Reproduce every entry below precisely. Pictures are excluded from the copy.

======== THE RECORDS

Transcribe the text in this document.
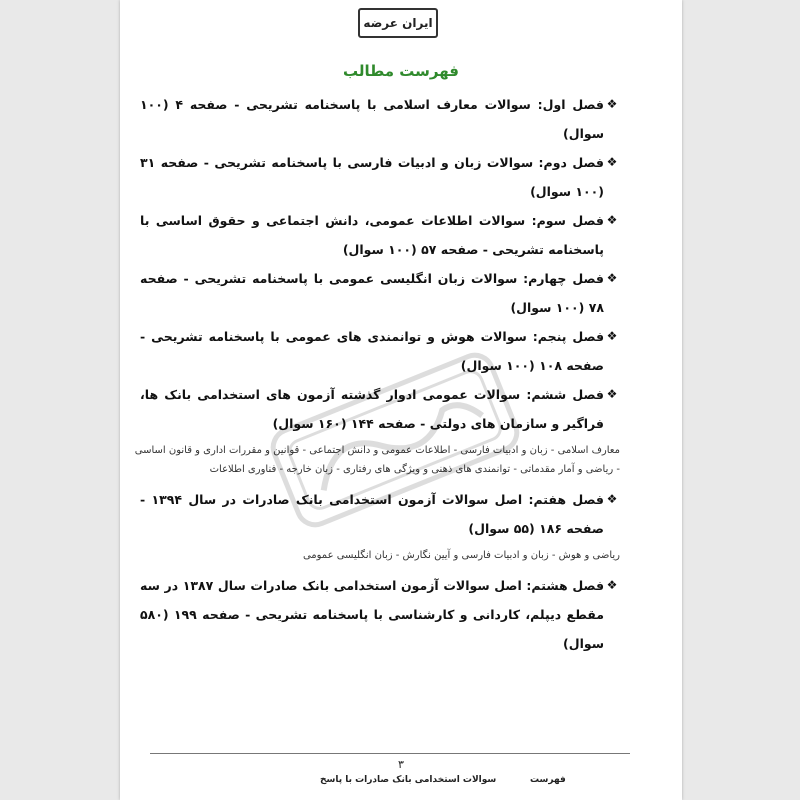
ایران عرضه
فهرست مطالب
❖
فصل اول: سوالات معارف اسلامی با پاسخنامه تشریحی - صفحه ۴ (۱۰۰ سوال)
❖
فصل دوم: سوالات زبان و ادبیات فارسی با پاسخنامه تشریحی - صفحه ۳۱ (۱۰۰ سوال)
❖
فصل سوم: سوالات اطلاعات عمومی، دانش اجتماعی و حقوق اساسی با پاسخنامه تشریحی - صفحه ۵۷ (۱۰۰ سوال)
❖
فصل چهارم: سوالات زبان انگلیسی عمومی با پاسخنامه تشریحی - صفحه ۷۸ (۱۰۰ سوال)
❖
فصل پنجم: سوالات هوش و توانمندی های عمومی با پاسخنامه تشریحی - صفحه ۱۰۸ (۱۰۰ سوال)
❖
فصل ششم: سوالات عمومی ادوار گذشته آزمون های استخدامی بانک ها، فراگیر و سازمان های دولتی - صفحه ۱۴۴ (۱۶۰ سوال)
معارف اسلامی - زبان و ادبیات فارسی - اطلاعات عمومی و دانش اجتماعی - قوانین و مقررات اداری و قانون اساسی
- ریاضی و آمار مقدماتی - توانمندی های ذهنی و ویژگی های رفتاری - زبان خارجه - فناوری اطلاعات
❖
فصل هفتم: اصل سوالات آزمون استخدامی بانک صادرات در سال ۱۳۹۴ - صفحه ۱۸۶ (۵۵ سوال)
ریاضی و هوش - زبان و ادبیات فارسی و آیین نگارش - زبان انگلیسی عمومی
❖
فصل هشتم: اصل سوالات آزمون استخدامی بانک صادرات سال ۱۳۸۷ در سه مقطع دیپلم، کاردانی و کارشناسی با پاسخنامه تشریحی - صفحه ۱۹۹ (۵۸۰ سوال)
۳
سوالات استخدامی بانک صادرات با پاسخ	فهرست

================

■ ANSWER TO THIS PROBLEM
Transcribe the text in this document.
ایران عرضه
فهرست مطالب
❖
فصل اول: سوالات معارف اسلامی با پاسخنامه تشریحی - صفحه ۴ (۱۰۰ سوال)
❖
فصل دوم: سوالات زبان و ادبیات فارسی با پاسخنامه تشریحی - صفحه ۳۱ (۱۰۰ سوال)
❖
فصل سوم: سوالات اطلاعات عمومی، دانش اجتماعی و حقوق اساسی با پاسخنامه تشریحی - صفحه ۵۷ (۱۰۰ سوال)
❖
فصل چهارم: سوالات زبان انگلیسی عمومی با پاسخنامه تشریحی - صفحه ۷۸ (۱۰۰ سوال)
❖
فصل پنجم: سوالات هوش و توانمندی های عمومی با پاسخنامه تشریحی - صفحه ۱۰۸ (۱۰۰ سوال)
❖
فصل ششم: سوالات عمومی ادوار گذشته آزمون های استخدامی بانک ها، فراگیر و سازمان های دولتی - صفحه ۱۴۴ (۱۶۰ سوال)
معارف اسلامی - زبان و ادبیات فارسی - اطلاعات عمومی و دانش اجتماعی - قوانین و مقررات اداری و قانون اساسی
- ریاضی و آمار مقدماتی - توانمندی های ذهنی و ویژگی های رفتاری - زبان خارجه - فناوری اطلاعات
❖
فصل هفتم: اصل سوالات آزمون استخدامی بانک صادرات در سال ۱۳۹۴ - صفحه ۱۸۶ (۵۵ سوال)
ریاضی و هوش - زبان و ادبیات فارسی و آیین نگارش - زبان انگلیسی عمومی
❖
فصل هشتم: اصل سوالات آزمون استخدامی بانک صادرات سال ۱۳۸۷ در سه مقطع دیپلم، کاردانی و کارشناسی با پاسخنامه تشریحی - صفحه ۱۹۹ (۵۸۰ سوال)
۳
سوالات استخدامی بانک صادرات با پاسخ	فهرست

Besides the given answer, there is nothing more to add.